#### Instructions to follow
Copy out each line below exactly as it appears.

(Dataset entries)
★ ★ ★

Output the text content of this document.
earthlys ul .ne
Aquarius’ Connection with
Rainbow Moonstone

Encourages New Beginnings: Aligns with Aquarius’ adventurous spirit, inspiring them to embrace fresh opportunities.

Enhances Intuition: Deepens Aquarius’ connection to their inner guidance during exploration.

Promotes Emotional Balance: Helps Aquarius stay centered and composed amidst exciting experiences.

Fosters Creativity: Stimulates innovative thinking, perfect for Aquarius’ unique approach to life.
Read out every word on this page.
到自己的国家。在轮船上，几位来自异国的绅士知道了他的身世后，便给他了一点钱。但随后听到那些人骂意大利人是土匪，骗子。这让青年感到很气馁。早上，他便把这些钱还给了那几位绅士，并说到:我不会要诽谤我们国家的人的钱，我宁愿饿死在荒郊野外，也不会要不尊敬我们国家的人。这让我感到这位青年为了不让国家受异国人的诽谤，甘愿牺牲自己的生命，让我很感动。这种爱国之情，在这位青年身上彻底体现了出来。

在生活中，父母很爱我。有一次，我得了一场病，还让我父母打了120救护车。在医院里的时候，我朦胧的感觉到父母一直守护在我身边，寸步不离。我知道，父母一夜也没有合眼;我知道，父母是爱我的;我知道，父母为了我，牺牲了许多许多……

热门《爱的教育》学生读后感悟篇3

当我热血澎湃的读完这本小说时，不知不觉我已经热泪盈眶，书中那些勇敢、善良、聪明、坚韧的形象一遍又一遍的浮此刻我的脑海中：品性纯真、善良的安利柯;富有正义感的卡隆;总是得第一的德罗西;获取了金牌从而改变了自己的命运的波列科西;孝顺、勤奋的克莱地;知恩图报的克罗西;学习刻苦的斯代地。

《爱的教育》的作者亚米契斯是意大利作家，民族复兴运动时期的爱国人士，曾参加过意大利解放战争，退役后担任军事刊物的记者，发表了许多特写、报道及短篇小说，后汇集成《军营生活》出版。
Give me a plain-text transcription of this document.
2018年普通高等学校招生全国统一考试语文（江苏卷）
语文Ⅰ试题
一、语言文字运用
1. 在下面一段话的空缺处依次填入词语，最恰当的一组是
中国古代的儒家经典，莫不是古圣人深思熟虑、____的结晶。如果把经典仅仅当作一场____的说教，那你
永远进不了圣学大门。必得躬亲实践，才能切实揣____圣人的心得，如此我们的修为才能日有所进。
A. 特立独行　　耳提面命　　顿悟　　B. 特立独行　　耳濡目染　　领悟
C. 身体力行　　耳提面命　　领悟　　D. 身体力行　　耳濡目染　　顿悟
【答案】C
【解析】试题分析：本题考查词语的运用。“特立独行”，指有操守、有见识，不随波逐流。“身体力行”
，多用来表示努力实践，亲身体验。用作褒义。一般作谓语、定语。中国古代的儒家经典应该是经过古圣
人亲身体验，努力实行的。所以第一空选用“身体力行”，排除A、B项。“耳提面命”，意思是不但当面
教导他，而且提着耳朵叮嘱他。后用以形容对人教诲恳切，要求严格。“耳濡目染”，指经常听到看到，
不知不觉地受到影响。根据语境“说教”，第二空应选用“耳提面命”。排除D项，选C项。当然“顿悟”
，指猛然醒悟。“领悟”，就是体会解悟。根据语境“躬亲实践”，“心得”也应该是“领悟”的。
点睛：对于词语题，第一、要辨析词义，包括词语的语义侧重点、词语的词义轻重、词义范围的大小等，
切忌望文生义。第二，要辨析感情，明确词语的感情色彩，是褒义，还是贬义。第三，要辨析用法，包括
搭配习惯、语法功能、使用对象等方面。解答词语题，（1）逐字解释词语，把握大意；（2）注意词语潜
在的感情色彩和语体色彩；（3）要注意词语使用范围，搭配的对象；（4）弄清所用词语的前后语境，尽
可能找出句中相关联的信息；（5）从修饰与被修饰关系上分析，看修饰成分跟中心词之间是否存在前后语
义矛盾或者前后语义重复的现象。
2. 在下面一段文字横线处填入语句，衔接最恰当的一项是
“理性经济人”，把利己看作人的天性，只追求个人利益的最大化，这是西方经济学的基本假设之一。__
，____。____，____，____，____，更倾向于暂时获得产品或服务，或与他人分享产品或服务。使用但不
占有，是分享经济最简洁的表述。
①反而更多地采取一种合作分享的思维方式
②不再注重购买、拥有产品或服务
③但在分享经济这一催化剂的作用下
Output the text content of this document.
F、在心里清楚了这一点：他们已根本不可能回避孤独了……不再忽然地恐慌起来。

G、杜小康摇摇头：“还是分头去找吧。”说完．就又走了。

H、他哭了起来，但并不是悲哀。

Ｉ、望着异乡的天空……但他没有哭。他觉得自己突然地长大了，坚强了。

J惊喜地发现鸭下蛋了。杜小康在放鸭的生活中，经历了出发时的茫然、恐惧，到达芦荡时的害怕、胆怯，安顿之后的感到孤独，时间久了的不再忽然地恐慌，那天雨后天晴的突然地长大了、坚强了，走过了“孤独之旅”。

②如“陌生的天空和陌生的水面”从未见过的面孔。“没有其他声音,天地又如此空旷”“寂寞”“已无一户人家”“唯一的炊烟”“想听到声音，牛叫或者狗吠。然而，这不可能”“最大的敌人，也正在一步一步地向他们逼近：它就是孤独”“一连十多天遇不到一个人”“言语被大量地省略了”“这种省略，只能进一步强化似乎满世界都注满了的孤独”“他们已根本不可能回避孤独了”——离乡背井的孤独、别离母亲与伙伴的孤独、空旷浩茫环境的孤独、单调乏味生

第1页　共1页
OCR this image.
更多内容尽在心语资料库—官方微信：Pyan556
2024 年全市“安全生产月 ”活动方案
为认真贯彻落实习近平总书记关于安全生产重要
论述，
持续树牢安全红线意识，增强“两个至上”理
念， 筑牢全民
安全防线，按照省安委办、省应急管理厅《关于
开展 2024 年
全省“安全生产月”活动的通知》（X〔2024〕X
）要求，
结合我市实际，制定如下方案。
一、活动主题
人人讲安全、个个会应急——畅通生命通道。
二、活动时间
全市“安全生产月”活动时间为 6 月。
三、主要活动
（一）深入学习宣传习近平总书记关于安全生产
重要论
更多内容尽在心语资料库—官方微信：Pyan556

★ ★ ★

#### Solution to this problem
Output the text content of this document.
earthlys ul .ne
Aquarius’ Connection with
Rainbow Moonstone

Encourages New Beginnings: Aligns with Aquarius’ adventurous spirit, inspiring them to embrace fresh opportunities.

Enhances Intuition: Deepens Aquarius’ connection to their inner guidance during exploration.

Promotes Emotional Balance: Helps Aquarius stay centered and composed amidst exciting experiences.

Fosters Creativity: Stimulates innovative thinking, perfect for Aquarius’ unique approach to life.
Read out every word on this page.
到自己的国家。在轮船上，几位来自异国的绅士知道了他的身世后，便给他了一点钱。但随后听到那些人骂意大利人是土匪，骗子。这让青年感到很气馁。早上，他便把这些钱还给了那几位绅士，并说到:我不会要诽谤我们国家的人的钱，我宁愿饿死在荒郊野外，也不会要不尊敬我们国家的人。这让我感到这位青年为了不让国家受异国人的诽谤，甘愿牺牲自己的生命，让我很感动。这种爱国之情，在这位青年身上彻底体现了出来。

在生活中，父母很爱我。有一次，我得了一场病，还让我父母打了120救护车。在医院里的时候，我朦胧的感觉到父母一直守护在我身边，寸步不离。我知道，父母一夜也没有合眼;我知道，父母是爱我的;我知道，父母为了我，牺牲了许多许多……

热门《爱的教育》学生读后感悟篇3

当我热血澎湃的读完这本小说时，不知不觉我已经热泪盈眶，书中那些勇敢、善良、聪明、坚韧的形象一遍又一遍的浮此刻我的脑海中：品性纯真、善良的安利柯;富有正义感的卡隆;总是得第一的德罗西;获取了金牌从而改变了自己的命运的波列科西;孝顺、勤奋的克莱地;知恩图报的克罗西;学习刻苦的斯代地。

《爱的教育》的作者亚米契斯是意大利作家，民族复兴运动时期的爱国人士，曾参加过意大利解放战争，退役后担任军事刊物的记者，发表了许多特写、报道及短篇小说，后汇集成《军营生活》出版。
Give me a plain-text transcription of this document.
2018年普通高等学校招生全国统一考试语文（江苏卷）
语文Ⅰ试题
一、语言文字运用
1. 在下面一段话的空缺处依次填入词语，最恰当的一组是
中国古代的儒家经典，莫不是古圣人深思熟虑、____的结晶。如果把经典仅仅当作一场____的说教，那你
永远进不了圣学大门。必得躬亲实践，才能切实揣____圣人的心得，如此我们的修为才能日有所进。
A. 特立独行　　耳提面命　　顿悟　　B. 特立独行　　耳濡目染　　领悟
C. 身体力行　　耳提面命　　领悟　　D. 身体力行　　耳濡目染　　顿悟
【答案】C
【解析】试题分析：本题考查词语的运用。“特立独行”，指有操守、有见识，不随波逐流。“身体力行”
，多用来表示努力实践，亲身体验。用作褒义。一般作谓语、定语。中国古代的儒家经典应该是经过古圣
人亲身体验，努力实行的。所以第一空选用“身体力行”，排除A、B项。“耳提面命”，意思是不但当面
教导他，而且提着耳朵叮嘱他。后用以形容对人教诲恳切，要求严格。“耳濡目染”，指经常听到看到，
不知不觉地受到影响。根据语境“说教”，第二空应选用“耳提面命”。排除D项，选C项。当然“顿悟”
，指猛然醒悟。“领悟”，就是体会解悟。根据语境“躬亲实践”，“心得”也应该是“领悟”的。
点睛：对于词语题，第一、要辨析词义，包括词语的语义侧重点、词语的词义轻重、词义范围的大小等，
切忌望文生义。第二，要辨析感情，明确词语的感情色彩，是褒义，还是贬义。第三，要辨析用法，包括
搭配习惯、语法功能、使用对象等方面。解答词语题，（1）逐字解释词语，把握大意；（2）注意词语潜
在的感情色彩和语体色彩；（3）要注意词语使用范围，搭配的对象；（4）弄清所用词语的前后语境，尽
可能找出句中相关联的信息；（5）从修饰与被修饰关系上分析，看修饰成分跟中心词之间是否存在前后语
义矛盾或者前后语义重复的现象。
2. 在下面一段文字横线处填入语句，衔接最恰当的一项是
“理性经济人”，把利己看作人的天性，只追求个人利益的最大化，这是西方经济学的基本假设之一。__
，____。____，____，____，____，更倾向于暂时获得产品或服务，或与他人分享产品或服务。使用但不
占有，是分享经济最简洁的表述。
①反而更多地采取一种合作分享的思维方式
②不再注重购买、拥有产品或服务
③但在分享经济这一催化剂的作用下
Output the text content of this document.
F、在心里清楚了这一点：他们已根本不可能回避孤独了……不再忽然地恐慌起来。

G、杜小康摇摇头：“还是分头去找吧。”说完．就又走了。

H、他哭了起来，但并不是悲哀。

Ｉ、望着异乡的天空……但他没有哭。他觉得自己突然地长大了，坚强了。

J惊喜地发现鸭下蛋了。杜小康在放鸭的生活中，经历了出发时的茫然、恐惧，到达芦荡时的害怕、胆怯，安顿之后的感到孤独，时间久了的不再忽然地恐慌，那天雨后天晴的突然地长大了、坚强了，走过了“孤独之旅”。

②如“陌生的天空和陌生的水面”从未见过的面孔。“没有其他声音,天地又如此空旷”“寂寞”“已无一户人家”“唯一的炊烟”“想听到声音，牛叫或者狗吠。然而，这不可能”“最大的敌人，也正在一步一步地向他们逼近：它就是孤独”“一连十多天遇不到一个人”“言语被大量地省略了”“这种省略，只能进一步强化似乎满世界都注满了的孤独”“他们已根本不可能回避孤独了”——离乡背井的孤独、别离母亲与伙伴的孤独、空旷浩茫环境的孤独、单调乏味生

第1页　共1页
OCR this image.
更多内容尽在心语资料库—官方微信：Pyan556
2024 年全市“安全生产月 ”活动方案
为认真贯彻落实习近平总书记关于安全生产重要
论述，
持续树牢安全红线意识，增强“两个至上”理
念， 筑牢全民
安全防线，按照省安委办、省应急管理厅《关于
开展 2024 年
全省“安全生产月”活动的通知》（X〔2024〕X
）要求，
结合我市实际，制定如下方案。
一、活动主题
人人讲安全、个个会应急——畅通生命通道。
二、活动时间
全市“安全生产月”活动时间为 6 月。
三、主要活动
（一）深入学习宣传习近平总书记关于安全生产
重要论
更多内容尽在心语资料库—官方微信：Pyan556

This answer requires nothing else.